▶ The request
Find out how many lines of the material contain the string "this" and give only that figure.

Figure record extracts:
+--

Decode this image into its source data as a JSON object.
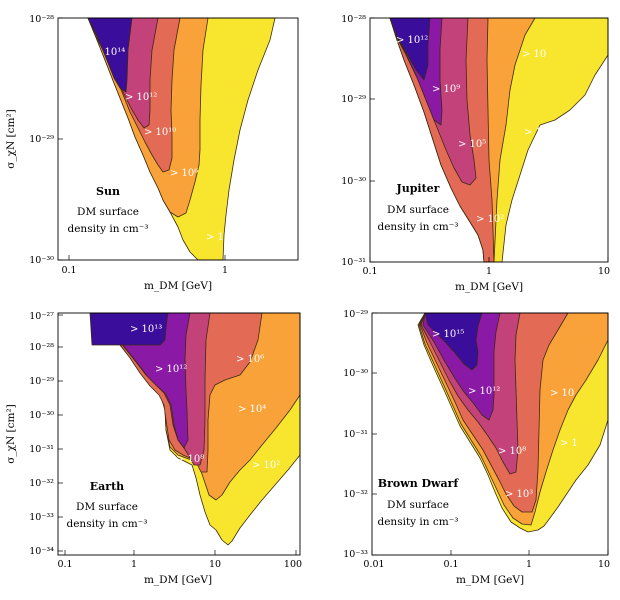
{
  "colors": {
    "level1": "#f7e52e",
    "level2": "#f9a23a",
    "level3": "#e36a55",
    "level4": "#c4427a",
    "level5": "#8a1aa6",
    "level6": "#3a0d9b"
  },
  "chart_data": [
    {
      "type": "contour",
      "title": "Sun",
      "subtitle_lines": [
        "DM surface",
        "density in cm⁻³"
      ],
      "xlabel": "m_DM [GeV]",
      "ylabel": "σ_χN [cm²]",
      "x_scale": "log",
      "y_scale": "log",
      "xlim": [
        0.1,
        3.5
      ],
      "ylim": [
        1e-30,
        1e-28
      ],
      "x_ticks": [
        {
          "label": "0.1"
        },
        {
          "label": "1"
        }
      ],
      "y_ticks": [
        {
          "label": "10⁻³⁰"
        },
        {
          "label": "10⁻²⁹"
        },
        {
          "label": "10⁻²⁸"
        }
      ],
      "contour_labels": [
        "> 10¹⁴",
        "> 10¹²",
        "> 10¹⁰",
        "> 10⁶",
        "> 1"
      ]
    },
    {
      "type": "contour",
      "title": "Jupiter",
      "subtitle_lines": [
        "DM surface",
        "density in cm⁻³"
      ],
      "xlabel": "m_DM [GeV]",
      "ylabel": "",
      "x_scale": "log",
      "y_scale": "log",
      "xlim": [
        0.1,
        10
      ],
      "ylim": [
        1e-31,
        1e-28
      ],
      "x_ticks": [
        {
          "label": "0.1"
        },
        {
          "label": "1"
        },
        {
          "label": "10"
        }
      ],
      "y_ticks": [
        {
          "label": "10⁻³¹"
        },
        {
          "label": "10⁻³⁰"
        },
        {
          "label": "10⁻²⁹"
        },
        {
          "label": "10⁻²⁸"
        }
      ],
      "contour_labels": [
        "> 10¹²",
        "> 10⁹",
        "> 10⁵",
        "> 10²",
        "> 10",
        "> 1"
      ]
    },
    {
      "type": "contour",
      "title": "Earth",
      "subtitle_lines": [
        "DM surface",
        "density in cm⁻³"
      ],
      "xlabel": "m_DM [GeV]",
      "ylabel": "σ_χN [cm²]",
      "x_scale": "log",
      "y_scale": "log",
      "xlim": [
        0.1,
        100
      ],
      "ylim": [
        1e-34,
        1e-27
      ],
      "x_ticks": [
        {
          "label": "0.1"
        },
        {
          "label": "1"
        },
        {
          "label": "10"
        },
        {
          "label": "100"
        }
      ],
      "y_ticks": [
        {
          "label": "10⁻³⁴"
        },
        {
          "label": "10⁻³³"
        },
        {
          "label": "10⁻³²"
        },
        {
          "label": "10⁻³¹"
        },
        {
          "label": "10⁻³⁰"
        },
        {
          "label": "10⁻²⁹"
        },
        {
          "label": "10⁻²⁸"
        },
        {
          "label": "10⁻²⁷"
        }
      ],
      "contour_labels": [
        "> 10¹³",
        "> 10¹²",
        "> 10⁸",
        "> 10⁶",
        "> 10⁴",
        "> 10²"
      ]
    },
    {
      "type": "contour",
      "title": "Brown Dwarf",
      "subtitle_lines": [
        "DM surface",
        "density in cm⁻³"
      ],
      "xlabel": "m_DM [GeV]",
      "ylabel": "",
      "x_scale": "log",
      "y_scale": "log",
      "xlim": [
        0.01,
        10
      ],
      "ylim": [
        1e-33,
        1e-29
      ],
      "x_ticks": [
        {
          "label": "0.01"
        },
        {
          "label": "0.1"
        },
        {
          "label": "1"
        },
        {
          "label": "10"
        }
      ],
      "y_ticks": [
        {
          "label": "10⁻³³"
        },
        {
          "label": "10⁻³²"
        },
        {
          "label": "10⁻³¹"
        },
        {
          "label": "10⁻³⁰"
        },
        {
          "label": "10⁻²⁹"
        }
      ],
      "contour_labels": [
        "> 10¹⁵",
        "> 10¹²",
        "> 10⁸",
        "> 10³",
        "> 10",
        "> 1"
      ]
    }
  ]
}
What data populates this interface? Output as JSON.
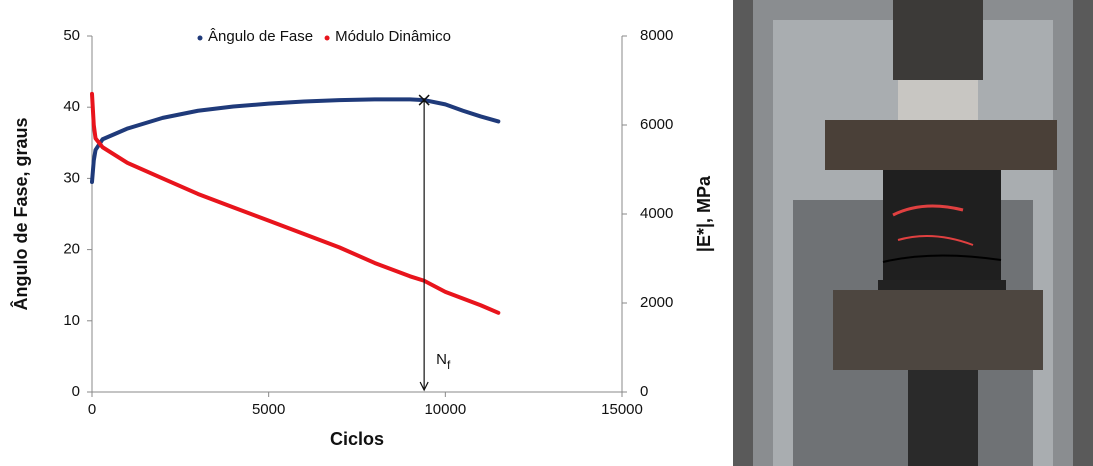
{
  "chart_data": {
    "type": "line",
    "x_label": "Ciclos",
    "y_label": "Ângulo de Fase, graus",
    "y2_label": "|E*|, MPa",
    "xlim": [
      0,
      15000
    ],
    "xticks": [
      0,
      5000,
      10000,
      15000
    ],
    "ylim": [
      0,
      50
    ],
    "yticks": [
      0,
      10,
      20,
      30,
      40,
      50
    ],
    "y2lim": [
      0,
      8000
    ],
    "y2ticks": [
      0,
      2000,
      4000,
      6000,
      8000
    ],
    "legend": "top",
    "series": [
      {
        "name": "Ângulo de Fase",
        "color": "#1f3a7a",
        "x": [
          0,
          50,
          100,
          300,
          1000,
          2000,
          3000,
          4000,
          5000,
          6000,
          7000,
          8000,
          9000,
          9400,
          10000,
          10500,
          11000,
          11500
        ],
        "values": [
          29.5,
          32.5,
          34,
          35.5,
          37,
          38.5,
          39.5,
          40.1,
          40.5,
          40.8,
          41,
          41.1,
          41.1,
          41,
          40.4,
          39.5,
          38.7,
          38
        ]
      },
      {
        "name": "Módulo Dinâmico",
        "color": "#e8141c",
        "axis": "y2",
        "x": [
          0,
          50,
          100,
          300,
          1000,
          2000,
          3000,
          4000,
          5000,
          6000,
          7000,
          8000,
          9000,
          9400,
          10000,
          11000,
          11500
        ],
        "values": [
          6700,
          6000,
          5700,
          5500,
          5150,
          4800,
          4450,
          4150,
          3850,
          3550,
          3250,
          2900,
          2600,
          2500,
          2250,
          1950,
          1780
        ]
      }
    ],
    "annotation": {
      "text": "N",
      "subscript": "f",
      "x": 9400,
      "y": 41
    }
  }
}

+--

▶ The answer
2